[GOAL]
Return every record verbatim.

-- START --

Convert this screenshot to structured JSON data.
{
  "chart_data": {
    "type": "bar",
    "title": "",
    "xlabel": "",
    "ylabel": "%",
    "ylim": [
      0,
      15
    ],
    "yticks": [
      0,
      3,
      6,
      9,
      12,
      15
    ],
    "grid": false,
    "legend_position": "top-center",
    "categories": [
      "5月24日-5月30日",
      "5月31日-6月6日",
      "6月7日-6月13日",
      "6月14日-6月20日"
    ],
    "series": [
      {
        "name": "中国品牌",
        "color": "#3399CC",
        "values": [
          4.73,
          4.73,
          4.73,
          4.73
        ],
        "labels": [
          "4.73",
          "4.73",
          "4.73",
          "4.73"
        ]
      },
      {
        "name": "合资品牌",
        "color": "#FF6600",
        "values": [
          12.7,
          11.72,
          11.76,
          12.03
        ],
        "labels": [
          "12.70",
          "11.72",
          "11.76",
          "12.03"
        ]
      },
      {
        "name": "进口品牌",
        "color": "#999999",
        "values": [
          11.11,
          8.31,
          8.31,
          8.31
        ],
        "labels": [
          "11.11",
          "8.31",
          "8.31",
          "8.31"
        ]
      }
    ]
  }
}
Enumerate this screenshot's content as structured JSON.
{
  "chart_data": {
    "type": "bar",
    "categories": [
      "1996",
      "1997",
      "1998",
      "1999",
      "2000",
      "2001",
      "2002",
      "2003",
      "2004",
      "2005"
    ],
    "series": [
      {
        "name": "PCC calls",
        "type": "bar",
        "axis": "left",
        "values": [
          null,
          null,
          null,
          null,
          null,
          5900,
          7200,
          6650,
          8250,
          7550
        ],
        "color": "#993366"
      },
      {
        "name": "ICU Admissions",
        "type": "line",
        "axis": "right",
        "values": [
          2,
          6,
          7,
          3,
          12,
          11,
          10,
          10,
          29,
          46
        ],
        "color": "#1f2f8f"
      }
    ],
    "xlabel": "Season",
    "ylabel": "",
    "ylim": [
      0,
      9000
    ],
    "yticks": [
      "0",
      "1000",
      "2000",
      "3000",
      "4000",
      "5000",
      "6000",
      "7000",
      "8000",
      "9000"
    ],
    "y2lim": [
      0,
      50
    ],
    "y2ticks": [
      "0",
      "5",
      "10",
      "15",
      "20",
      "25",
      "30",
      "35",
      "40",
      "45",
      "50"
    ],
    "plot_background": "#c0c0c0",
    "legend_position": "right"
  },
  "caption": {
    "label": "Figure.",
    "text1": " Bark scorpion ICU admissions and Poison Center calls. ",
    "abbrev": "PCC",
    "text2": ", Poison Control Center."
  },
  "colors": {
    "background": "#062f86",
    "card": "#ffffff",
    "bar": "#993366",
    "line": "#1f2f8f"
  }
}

-- END --

[TASK ANSWER]
Convert this screenshot to structured JSON data.
{
  "chart_data": {
    "type": "bar",
    "title": "",
    "xlabel": "",
    "ylabel": "%",
    "ylim": [
      0,
      15
    ],
    "yticks": [
      0,
      3,
      6,
      9,
      12,
      15
    ],
    "grid": false,
    "legend_position": "top-center",
    "categories": [
      "5月24日-5月30日",
      "5月31日-6月6日",
      "6月7日-6月13日",
      "6月14日-6月20日"
    ],
    "series": [
      {
        "name": "中国品牌",
        "color": "#3399CC",
        "values": [
          4.73,
          4.73,
          4.73,
          4.73
        ],
        "labels": [
          "4.73",
          "4.73",
          "4.73",
          "4.73"
        ]
      },
      {
        "name": "合资品牌",
        "color": "#FF6600",
        "values": [
          12.7,
          11.72,
          11.76,
          12.03
        ],
        "labels": [
          "12.70",
          "11.72",
          "11.76",
          "12.03"
        ]
      },
      {
        "name": "进口品牌",
        "color": "#999999",
        "values": [
          11.11,
          8.31,
          8.31,
          8.31
        ],
        "labels": [
          "11.11",
          "8.31",
          "8.31",
          "8.31"
        ]
      }
    ]
  }
}
Enumerate this screenshot's content as structured JSON.
{
  "chart_data": {
    "type": "bar",
    "categories": [
      "1996",
      "1997",
      "1998",
      "1999",
      "2000",
      "2001",
      "2002",
      "2003",
      "2004",
      "2005"
    ],
    "series": [
      {
        "name": "PCC calls",
        "type": "bar",
        "axis": "left",
        "values": [
          null,
          null,
          null,
          null,
          null,
          5900,
          7200,
          6650,
          8250,
          7550
        ],
        "color": "#993366"
      },
      {
        "name": "ICU Admissions",
        "type": "line",
        "axis": "right",
        "values": [
          2,
          6,
          7,
          3,
          12,
          11,
          10,
          10,
          29,
          46
        ],
        "color": "#1f2f8f"
      }
    ],
    "xlabel": "Season",
    "ylabel": "",
    "ylim": [
      0,
      9000
    ],
    "yticks": [
      "0",
      "1000",
      "2000",
      "3000",
      "4000",
      "5000",
      "6000",
      "7000",
      "8000",
      "9000"
    ],
    "y2lim": [
      0,
      50
    ],
    "y2ticks": [
      "0",
      "5",
      "10",
      "15",
      "20",
      "25",
      "30",
      "35",
      "40",
      "45",
      "50"
    ],
    "plot_background": "#c0c0c0",
    "legend_position": "right"
  },
  "caption": {
    "label": "Figure.",
    "text1": " Bark scorpion ICU admissions and Poison Center calls. ",
    "abbrev": "PCC",
    "text2": ", Poison Control Center."
  },
  "colors": {
    "background": "#062f86",
    "card": "#ffffff",
    "bar": "#993366",
    "line": "#1f2f8f"
  }
}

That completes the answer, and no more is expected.